Given task:
Extract the stretch of lines that starts at the line with "Enumerate this chart's" and ends at the last line of the data below. Give it exactly, without pictures.

Dataset records on visual material:
====

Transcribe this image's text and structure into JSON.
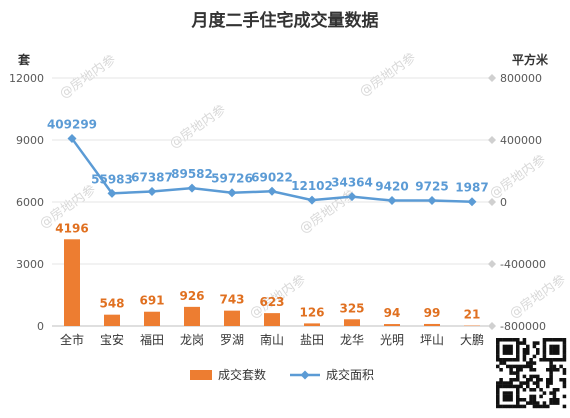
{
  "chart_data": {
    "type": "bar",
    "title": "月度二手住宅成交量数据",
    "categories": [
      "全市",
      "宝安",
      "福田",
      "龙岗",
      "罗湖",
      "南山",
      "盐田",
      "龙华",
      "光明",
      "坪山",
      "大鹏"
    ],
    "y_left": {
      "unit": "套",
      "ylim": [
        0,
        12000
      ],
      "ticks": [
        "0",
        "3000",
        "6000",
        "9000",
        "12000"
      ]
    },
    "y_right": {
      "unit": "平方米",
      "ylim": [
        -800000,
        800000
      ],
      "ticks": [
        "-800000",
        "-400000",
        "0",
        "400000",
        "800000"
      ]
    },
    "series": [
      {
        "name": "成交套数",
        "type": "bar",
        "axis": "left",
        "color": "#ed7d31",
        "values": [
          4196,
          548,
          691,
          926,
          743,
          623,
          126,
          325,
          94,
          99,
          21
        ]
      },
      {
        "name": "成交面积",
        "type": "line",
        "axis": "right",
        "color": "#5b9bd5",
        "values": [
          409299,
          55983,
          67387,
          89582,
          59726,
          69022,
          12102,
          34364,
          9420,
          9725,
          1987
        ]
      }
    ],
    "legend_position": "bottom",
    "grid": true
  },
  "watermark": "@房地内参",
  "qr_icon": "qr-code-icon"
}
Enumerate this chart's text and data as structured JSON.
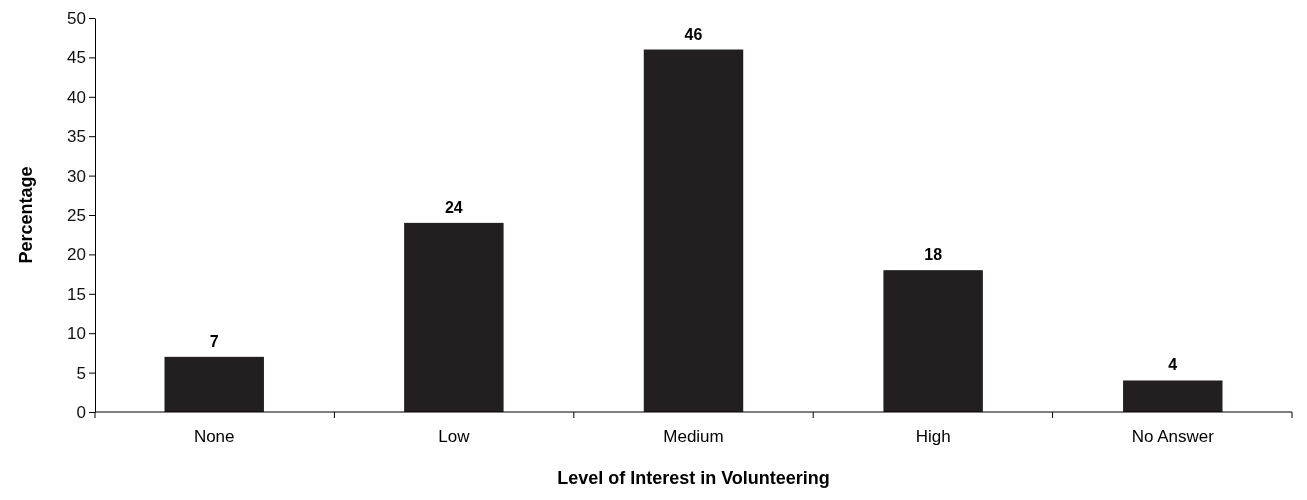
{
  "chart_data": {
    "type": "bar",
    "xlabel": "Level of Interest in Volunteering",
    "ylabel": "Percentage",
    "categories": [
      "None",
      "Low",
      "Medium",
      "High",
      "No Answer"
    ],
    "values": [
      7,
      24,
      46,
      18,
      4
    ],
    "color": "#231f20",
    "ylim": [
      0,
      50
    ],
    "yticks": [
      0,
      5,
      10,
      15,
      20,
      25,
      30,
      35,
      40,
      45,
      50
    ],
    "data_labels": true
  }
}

====

Result below:
Enumerate this chart's text and data as structured JSON.
{
  "chart_data": {
    "type": "bar",
    "xlabel": "Level of Interest in Volunteering",
    "ylabel": "Percentage",
    "categories": [
      "None",
      "Low",
      "Medium",
      "High",
      "No Answer"
    ],
    "values": [
      7,
      24,
      46,
      18,
      4
    ],
    "color": "#231f20",
    "ylim": [
      0,
      50
    ],
    "yticks": [
      0,
      5,
      10,
      15,
      20,
      25,
      30,
      35,
      40,
      45,
      50
    ],
    "data_labels": true
  }
}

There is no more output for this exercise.